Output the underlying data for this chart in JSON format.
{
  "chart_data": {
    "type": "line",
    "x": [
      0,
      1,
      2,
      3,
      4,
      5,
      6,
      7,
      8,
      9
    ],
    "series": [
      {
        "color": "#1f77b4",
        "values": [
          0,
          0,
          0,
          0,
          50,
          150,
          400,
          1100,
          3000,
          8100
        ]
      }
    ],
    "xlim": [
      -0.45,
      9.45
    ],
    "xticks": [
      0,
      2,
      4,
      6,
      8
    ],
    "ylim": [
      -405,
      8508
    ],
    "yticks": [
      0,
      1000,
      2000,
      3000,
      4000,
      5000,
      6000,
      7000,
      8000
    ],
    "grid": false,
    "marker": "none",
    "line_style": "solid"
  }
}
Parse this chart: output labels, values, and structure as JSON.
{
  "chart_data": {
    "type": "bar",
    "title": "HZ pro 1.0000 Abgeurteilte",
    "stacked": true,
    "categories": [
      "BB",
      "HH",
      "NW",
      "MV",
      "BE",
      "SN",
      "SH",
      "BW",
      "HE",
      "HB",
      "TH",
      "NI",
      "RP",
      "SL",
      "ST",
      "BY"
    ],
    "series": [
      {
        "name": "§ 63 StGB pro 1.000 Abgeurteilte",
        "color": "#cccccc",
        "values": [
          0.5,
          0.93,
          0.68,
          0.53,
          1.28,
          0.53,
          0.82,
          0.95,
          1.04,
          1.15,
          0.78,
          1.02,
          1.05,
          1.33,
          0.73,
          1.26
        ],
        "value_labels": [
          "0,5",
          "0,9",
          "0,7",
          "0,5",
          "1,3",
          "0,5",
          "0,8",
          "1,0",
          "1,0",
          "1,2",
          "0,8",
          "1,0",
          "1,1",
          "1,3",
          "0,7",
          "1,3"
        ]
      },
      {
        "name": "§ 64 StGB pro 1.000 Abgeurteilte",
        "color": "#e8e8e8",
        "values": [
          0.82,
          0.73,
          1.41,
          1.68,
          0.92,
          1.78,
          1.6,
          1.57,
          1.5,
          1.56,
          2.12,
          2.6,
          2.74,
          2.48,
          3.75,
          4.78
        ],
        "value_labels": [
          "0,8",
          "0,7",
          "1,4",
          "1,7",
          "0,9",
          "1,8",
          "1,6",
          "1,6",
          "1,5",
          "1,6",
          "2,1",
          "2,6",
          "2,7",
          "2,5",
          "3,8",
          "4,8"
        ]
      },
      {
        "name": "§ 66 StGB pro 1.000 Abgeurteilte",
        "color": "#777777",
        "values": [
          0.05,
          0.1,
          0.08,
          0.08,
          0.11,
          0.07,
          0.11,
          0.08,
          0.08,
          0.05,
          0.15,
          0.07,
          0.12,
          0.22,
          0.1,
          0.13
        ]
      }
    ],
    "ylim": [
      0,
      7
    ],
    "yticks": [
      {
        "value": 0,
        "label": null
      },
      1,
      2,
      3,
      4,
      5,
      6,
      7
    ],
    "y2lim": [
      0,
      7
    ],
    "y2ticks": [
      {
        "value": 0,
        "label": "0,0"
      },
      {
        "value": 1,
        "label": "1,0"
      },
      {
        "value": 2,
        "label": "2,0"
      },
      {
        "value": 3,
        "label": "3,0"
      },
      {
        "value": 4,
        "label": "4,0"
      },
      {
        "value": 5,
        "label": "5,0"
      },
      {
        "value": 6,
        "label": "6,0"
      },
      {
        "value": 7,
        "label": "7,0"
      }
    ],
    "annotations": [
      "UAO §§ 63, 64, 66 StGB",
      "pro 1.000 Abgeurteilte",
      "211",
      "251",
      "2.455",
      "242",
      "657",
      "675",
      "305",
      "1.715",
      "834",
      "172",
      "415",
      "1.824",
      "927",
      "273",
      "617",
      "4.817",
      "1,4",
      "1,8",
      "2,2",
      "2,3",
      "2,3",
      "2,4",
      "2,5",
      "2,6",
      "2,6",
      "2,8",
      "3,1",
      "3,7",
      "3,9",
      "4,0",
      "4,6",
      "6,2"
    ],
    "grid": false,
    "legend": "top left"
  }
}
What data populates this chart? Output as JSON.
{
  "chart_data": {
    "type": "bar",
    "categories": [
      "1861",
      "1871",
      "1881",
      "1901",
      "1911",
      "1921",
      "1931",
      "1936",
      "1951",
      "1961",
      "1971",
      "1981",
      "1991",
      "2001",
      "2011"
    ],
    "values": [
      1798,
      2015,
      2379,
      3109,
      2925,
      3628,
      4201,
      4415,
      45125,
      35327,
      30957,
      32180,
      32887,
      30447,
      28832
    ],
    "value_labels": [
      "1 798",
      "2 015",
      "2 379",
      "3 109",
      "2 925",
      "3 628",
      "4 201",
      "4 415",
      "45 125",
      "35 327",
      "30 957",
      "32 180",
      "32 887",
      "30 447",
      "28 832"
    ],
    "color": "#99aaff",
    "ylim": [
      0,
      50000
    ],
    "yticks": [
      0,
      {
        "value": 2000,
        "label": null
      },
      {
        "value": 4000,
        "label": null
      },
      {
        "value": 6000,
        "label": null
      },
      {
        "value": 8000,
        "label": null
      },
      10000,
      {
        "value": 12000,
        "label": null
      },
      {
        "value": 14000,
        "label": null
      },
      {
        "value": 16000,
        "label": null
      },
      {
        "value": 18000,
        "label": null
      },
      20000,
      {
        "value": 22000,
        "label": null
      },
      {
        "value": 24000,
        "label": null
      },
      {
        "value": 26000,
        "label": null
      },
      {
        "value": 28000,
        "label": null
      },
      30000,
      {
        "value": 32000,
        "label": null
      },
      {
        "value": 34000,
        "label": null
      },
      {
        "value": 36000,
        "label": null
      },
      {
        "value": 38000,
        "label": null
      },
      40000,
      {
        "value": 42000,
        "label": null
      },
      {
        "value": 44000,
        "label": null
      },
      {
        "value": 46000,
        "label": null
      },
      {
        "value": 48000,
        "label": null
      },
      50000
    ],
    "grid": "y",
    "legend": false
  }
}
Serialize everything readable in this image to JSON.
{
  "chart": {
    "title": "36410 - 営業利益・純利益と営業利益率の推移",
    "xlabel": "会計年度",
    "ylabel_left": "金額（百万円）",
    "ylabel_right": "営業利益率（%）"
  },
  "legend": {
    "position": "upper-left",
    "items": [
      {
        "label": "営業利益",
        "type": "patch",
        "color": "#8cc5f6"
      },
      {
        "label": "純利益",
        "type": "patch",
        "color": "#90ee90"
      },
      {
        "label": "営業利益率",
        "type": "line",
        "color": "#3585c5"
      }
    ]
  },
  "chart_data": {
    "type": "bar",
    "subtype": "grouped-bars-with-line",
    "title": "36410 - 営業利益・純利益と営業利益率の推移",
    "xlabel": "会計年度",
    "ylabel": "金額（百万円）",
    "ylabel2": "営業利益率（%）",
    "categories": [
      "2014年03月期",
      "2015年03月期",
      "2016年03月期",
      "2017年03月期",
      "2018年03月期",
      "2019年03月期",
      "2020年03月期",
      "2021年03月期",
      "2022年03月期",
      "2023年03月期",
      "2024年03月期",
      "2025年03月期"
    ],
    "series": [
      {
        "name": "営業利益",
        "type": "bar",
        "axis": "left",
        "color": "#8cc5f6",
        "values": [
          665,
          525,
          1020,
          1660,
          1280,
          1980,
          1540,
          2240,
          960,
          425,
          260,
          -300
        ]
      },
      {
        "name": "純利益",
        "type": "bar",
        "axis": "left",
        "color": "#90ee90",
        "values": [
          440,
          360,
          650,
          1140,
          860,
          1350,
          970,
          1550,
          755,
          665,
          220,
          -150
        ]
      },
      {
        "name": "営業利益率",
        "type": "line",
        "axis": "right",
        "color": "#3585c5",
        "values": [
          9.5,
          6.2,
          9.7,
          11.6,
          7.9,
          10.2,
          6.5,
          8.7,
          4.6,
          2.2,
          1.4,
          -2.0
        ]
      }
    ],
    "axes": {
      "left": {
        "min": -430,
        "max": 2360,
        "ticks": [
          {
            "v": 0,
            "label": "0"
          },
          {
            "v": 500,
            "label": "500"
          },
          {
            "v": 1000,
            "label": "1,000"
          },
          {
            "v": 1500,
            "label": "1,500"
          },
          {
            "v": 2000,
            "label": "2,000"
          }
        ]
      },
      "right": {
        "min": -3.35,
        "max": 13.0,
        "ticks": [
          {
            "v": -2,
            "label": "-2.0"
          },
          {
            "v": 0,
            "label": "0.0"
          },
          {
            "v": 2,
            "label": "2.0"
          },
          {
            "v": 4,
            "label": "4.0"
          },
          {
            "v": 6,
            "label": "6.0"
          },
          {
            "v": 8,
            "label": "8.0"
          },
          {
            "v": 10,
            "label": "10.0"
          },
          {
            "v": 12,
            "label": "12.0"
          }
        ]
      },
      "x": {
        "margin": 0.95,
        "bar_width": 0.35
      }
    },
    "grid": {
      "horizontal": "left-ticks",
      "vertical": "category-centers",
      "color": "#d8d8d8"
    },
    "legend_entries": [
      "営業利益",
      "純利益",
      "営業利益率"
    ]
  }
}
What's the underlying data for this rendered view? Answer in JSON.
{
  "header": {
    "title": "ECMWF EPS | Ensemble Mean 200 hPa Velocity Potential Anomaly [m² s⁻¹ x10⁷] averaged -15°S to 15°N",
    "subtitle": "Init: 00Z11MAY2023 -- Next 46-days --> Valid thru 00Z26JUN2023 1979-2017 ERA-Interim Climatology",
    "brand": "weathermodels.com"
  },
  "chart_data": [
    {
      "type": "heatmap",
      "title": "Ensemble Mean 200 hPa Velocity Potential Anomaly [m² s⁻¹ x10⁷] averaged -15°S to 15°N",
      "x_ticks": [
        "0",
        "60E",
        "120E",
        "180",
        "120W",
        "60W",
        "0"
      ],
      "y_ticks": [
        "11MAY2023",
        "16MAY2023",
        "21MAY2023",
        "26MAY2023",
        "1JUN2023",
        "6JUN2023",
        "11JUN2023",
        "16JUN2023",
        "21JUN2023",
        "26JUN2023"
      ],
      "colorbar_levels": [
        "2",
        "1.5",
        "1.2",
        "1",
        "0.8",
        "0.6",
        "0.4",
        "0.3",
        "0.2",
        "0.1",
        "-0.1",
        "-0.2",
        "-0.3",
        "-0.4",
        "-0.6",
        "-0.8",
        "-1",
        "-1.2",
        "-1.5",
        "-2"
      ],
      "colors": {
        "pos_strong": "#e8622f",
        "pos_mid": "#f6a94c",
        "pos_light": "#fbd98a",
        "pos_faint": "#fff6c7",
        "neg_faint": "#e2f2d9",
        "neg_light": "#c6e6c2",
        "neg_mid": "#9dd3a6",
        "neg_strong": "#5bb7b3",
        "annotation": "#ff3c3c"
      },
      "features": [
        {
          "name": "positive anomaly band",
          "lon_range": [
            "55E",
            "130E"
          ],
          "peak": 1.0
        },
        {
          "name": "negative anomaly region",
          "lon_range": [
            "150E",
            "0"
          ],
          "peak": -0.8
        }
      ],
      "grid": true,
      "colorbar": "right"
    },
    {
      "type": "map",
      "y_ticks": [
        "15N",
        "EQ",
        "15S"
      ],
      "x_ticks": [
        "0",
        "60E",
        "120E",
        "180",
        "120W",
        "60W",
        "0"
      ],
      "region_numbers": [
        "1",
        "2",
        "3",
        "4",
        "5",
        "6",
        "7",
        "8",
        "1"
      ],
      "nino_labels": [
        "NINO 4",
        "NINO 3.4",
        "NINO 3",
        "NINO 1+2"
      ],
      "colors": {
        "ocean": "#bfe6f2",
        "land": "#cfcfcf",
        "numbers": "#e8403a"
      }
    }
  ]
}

───

* What is needed:
Pick out and copy the lines of the entries that hold the string "Ensemble".

* Result of the exercise:
    "title": "ECMWF EPS | Ensemble Mean 200 hPa Velocity Potential Anomaly [m² s⁻¹ x10⁷] averaged -15°S to 15°N",
      "title": "Ensemble Mean 200 hPa Velocity Potential Anomaly [m² s⁻¹ x10⁷] averaged -15°S to 15°N",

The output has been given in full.